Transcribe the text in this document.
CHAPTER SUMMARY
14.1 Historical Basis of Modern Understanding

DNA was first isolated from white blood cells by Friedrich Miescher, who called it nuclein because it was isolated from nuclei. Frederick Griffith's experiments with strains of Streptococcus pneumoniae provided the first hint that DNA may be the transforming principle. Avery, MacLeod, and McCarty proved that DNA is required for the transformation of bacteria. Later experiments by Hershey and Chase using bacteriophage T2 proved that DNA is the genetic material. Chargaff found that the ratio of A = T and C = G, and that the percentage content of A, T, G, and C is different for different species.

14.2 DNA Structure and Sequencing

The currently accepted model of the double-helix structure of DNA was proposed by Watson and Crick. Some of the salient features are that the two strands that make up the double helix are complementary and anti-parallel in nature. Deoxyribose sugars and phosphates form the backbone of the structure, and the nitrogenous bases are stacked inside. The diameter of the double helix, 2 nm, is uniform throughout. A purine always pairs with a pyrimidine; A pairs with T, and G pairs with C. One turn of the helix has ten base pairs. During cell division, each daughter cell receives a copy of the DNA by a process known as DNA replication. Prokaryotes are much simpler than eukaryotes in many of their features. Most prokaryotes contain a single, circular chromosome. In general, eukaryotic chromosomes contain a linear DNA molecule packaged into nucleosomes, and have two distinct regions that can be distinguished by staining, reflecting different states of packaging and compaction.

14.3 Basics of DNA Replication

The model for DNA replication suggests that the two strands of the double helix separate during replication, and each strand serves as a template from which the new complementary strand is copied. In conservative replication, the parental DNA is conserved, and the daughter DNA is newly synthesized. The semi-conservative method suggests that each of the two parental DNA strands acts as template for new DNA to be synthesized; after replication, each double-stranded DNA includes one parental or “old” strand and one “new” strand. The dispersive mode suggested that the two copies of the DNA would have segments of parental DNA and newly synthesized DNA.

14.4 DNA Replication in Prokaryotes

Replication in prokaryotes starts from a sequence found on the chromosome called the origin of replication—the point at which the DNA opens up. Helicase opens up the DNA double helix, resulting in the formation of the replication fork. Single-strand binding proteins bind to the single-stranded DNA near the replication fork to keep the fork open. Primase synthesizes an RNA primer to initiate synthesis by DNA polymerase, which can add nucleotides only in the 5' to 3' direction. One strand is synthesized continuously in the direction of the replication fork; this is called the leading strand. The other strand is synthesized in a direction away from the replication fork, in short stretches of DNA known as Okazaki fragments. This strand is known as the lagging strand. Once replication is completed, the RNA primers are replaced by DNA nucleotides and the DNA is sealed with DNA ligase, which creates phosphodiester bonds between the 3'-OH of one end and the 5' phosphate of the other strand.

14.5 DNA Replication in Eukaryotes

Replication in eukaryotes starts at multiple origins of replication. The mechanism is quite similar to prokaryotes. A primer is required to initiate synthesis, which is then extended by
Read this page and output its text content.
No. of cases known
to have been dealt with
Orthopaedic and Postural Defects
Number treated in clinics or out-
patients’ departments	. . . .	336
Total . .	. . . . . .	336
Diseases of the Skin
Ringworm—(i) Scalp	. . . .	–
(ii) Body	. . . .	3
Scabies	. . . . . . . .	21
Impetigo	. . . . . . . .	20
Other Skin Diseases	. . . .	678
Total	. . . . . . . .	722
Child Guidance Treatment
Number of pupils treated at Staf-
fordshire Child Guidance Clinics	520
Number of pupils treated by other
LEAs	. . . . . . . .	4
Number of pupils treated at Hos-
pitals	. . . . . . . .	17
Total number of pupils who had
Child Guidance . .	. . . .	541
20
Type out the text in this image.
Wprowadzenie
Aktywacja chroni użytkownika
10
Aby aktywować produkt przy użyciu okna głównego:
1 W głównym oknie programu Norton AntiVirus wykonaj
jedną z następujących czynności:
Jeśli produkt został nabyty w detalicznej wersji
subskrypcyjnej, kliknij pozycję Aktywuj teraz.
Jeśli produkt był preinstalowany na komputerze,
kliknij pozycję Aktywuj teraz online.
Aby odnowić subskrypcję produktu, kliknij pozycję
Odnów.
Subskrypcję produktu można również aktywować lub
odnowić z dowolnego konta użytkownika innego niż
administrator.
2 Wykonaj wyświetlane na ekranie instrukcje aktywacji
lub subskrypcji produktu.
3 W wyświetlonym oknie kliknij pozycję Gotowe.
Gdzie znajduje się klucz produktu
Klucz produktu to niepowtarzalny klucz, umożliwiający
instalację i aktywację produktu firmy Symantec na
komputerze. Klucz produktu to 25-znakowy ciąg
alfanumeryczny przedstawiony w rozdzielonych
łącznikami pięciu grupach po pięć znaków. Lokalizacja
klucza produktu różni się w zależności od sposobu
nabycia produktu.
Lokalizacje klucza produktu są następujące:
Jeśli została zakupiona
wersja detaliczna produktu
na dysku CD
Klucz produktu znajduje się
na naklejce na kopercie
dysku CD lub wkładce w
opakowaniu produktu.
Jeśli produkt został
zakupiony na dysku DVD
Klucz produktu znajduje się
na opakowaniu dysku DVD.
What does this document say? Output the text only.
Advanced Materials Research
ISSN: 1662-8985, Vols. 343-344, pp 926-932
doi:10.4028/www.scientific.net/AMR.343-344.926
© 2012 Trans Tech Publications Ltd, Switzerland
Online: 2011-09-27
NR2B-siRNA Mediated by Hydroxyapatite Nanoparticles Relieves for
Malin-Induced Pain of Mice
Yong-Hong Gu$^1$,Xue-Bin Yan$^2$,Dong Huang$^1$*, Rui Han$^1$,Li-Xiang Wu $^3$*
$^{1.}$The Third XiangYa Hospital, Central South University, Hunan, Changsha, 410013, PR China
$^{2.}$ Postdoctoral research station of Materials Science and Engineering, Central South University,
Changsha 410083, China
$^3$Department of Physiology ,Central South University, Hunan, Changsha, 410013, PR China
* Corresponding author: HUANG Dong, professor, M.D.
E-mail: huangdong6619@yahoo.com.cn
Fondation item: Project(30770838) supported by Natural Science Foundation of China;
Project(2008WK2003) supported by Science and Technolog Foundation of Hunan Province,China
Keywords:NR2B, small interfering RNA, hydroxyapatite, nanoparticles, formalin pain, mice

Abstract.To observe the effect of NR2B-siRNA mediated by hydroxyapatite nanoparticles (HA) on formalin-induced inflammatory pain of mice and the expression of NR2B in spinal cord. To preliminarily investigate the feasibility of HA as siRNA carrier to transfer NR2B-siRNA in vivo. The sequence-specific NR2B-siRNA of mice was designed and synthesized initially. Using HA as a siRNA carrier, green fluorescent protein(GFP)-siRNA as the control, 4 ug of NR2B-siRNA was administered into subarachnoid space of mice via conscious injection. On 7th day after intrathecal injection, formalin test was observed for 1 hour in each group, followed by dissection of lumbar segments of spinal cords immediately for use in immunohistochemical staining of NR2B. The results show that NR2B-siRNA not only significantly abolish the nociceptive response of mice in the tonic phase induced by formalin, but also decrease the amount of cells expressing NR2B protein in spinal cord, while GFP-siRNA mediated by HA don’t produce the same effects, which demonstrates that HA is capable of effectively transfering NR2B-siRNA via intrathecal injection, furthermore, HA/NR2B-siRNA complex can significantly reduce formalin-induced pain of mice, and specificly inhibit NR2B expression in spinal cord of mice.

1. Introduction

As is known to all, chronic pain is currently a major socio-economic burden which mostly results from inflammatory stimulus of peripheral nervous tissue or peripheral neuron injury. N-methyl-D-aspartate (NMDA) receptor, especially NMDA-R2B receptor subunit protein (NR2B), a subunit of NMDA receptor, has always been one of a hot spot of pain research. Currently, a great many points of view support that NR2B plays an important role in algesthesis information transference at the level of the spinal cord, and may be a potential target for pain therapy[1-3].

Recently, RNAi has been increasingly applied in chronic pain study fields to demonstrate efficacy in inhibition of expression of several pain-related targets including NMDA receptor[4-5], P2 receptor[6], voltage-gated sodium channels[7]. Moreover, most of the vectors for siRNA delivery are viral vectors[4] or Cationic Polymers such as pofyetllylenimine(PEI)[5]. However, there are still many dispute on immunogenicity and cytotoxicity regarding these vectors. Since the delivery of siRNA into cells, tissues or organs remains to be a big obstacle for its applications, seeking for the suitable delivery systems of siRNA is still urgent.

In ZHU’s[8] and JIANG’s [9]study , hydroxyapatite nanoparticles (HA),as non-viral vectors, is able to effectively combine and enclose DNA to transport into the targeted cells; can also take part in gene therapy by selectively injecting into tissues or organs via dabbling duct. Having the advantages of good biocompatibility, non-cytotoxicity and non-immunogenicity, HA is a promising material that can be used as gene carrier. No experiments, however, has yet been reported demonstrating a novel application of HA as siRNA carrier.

********

### EXERCISE GOAL
Please copy out each line of the data in which the word "opakowaniu" occurs.

### ANSWER TO THE EXERCISE
opakowaniu produktu.
na opakowaniu dysku DVD.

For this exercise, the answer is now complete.